*** Extracted text ***

Create a MASS histogram:

In [None]:
# Draw your mass histogram. Use plt.show() to draw your plot. 
# Be sure to save your y-axis values! 
plt.figure()
massCounts, massEdges, patches = plt.hist()
plt.xlabel('')
plt.ylabel('')
plt.show()

#### THINK: 
 * What should the ERROR BARS be for each bin?                                      
 * What should you do if the bin has ZERO entries?  
 
#### Tools:   plt.errorbar: 

plt.errorbar draws dots+bars when given x-axis bin centers, y-axis values, and up/down uncertainties. Look up its [command options](https://matplotlib.org/stable/gallery/statistics/errorbar_features)                                                                                      

In [None]:
# Calculate lists of uncertainty values for plt.errorbar
error = [[],[]]
error[0] =
error[1] =

# Define an array of bin centers

massCenters =
massCenters = massCenters[:-1]

# Draw the new plot with error bars


plt.xlabel('')
plt.ylabel('')
plt.show()

 #### Draw another HISTOGRAM with error bars of counts vs kinetic energy

In [None]:
plt.figure()
# Get the y-axis values by drawing a new KE histogram

# Calculate lists of uncertainty values for plt.errorbar
keerror = [[],[]]
keerror[0] =
keerror[1] =

# Define an array of bin centers

keCenters =
keCenters = keCenters[:-1]

# Draw the new plot with error bars

plt.xlabel('')
plt.ylabel('')
plt.show()

#### Great work! 
Save these plots to represent your raw data in your report. If you're using a jupyter notebook, save and checkpoint the notebook here. 

## Day 2 : Fitting
Fit the background on either side of the signal peak in your mass distribution.

***

- Prompt 1:
From the listing, give as a JSON list of strings, one string per line and with blank lines omitted, only the lines between the line containing "x-tick-label: Breast: [146, 374, 183, 411]" and the line containing "data-point: [264, 124, 270, 130]", inclusive.
The notebook excerpt above and the listing that follows are separate, unrelated material.

*** Extracted data ***

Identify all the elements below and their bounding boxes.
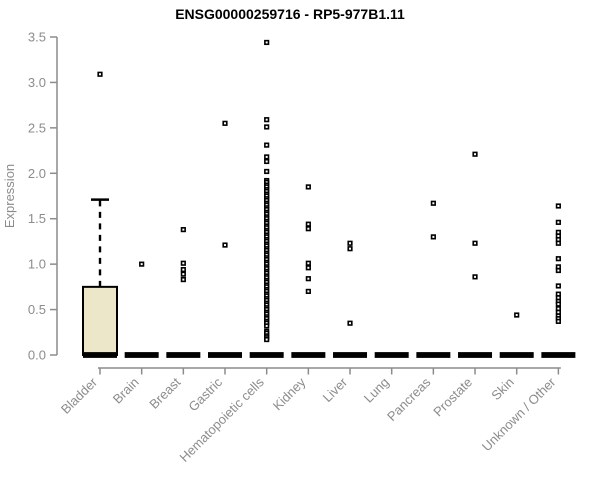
x-tick-label: Breast: [146, 374, 183, 411]
data-point: [222, 242, 228, 248]
median-bar: [458, 352, 493, 358]
data-point: [264, 158, 270, 165]
data-point: [264, 323, 270, 329]
data-point: [264, 154, 270, 160]
data-point: [555, 301, 561, 307]
y-tick-label: 0.0: [28, 348, 46, 363]
median-bar: [333, 352, 368, 358]
data-point: [139, 261, 145, 267]
data-point: [264, 336, 270, 343]
y-tick-label: 3.5: [28, 30, 46, 45]
data-point: [555, 219, 561, 225]
data-point: [347, 246, 353, 252]
data-point: [264, 124, 270, 130]
median-bar: [124, 352, 159, 358]
data-point: [305, 260, 311, 266]
data-point: [264, 39, 270, 46]
data-point: [180, 227, 186, 233]
data-point: [472, 240, 478, 246]
y-tick-label: 2.0: [28, 166, 46, 181]
data-point: [305, 265, 311, 271]
median-bar: [416, 352, 451, 358]
x-tick-label: Kidney: [270, 374, 309, 413]
box-rect: [82, 285, 118, 357]
data-point: [264, 117, 270, 123]
data-point: [305, 221, 311, 227]
median-bar: [374, 352, 409, 358]
data-point: [555, 267, 561, 274]
data-point: [264, 142, 270, 148]
data-point: [472, 151, 478, 157]
data-point: [180, 260, 186, 266]
data-point: [347, 240, 353, 246]
data-point: [514, 312, 520, 318]
x-tick-label: Prostate: [430, 375, 475, 420]
data-point: [180, 276, 186, 283]
x-tick-label: Bladder: [58, 374, 101, 417]
y-tick-label: 1.5: [28, 211, 46, 226]
data-point: [347, 320, 353, 326]
y-tick-label: 2.5: [28, 120, 46, 135]
data-point: [555, 240, 561, 246]
y-axis-title: Expression: [2, 164, 17, 228]
data-point: [555, 318, 561, 324]
median-bar: [249, 352, 284, 358]
data-point: [180, 271, 186, 277]
x-tick-label: Skin: [488, 375, 516, 403]
data-point: [180, 266, 186, 273]
median-bar: [541, 352, 576, 358]
data-point: [305, 276, 311, 282]
data-point: [430, 200, 436, 206]
y-tick-label: 1.0: [28, 257, 46, 272]
data-point: [305, 184, 311, 190]
median-bar: [291, 352, 326, 358]
median-bar: [166, 352, 201, 358]
x-tick-label: Pancreas: [384, 374, 434, 424]
x-tick-label: Lung: [361, 375, 392, 406]
data-point: [222, 120, 228, 126]
data-point: [555, 203, 561, 209]
median-bar: [83, 352, 117, 358]
y-tick-label: 3.0: [28, 75, 46, 90]
median-bar: [208, 352, 243, 358]
y-tick-label: 0.5: [28, 302, 46, 317]
data-point: [430, 234, 436, 240]
chart-title: ENSG00000259716 - RP5-977B1.11: [175, 6, 405, 22]
x-tick-label: Unknown / Other: [479, 374, 559, 454]
data-point: [472, 274, 478, 280]
data-point: [555, 256, 561, 262]
data-point: [305, 288, 311, 295]
x-tick-label: Liver: [320, 374, 351, 405]
data-point: [555, 283, 561, 289]
data-point: [264, 168, 270, 175]
median-bar: [499, 352, 534, 358]
data-point: [97, 71, 103, 77]
x-tick-label: Gastric: [185, 374, 225, 414]
data-point: [305, 226, 311, 232]
x-tick-label: Brain: [110, 375, 142, 407]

***

- Prompt 2:
Answer the following about the notebook excerpt above:
(a) Which call does the first code comment say to use to draw the plot?
(b) What does plt.errorbar draw when given x-axis bin centers, y-axis values, and up/down uncertainties?
(c) What is to be fit on Day 2?

- Correct response 1:
[
  "x-tick-label: Breast: [146, 374, 183, 411]",
  "data-point: [222, 242, 228, 248]",
  "median-bar: [458, 352, 493, 358]",
  "data-point: [264, 158, 270, 165]",
  "data-point: [264, 323, 270, 329]",
  "data-point: [264, 154, 270, 160]",
  "data-point: [555, 301, 561, 307]",
  "y-tick-label: 0.0: [28, 348, 46, 363]",
  "median-bar: [333, 352, 368, 358]",
  "data-point: [139, 261, 145, 267]",
  "data-point: [264, 336, 270, 343]",
  "y-tick-label: 3.5: [28, 30, 46, 45]",
  "data-point: [555, 219, 561, 225]",
  "data-point: [347, 246, 353, 252]",
  "data-point: [264, 124, 270, 130]"
]

- Correct response 2:
(a) plt.show()
(b) Dots and bars.
(c) The background on either side of the signal peak in the mass distribution.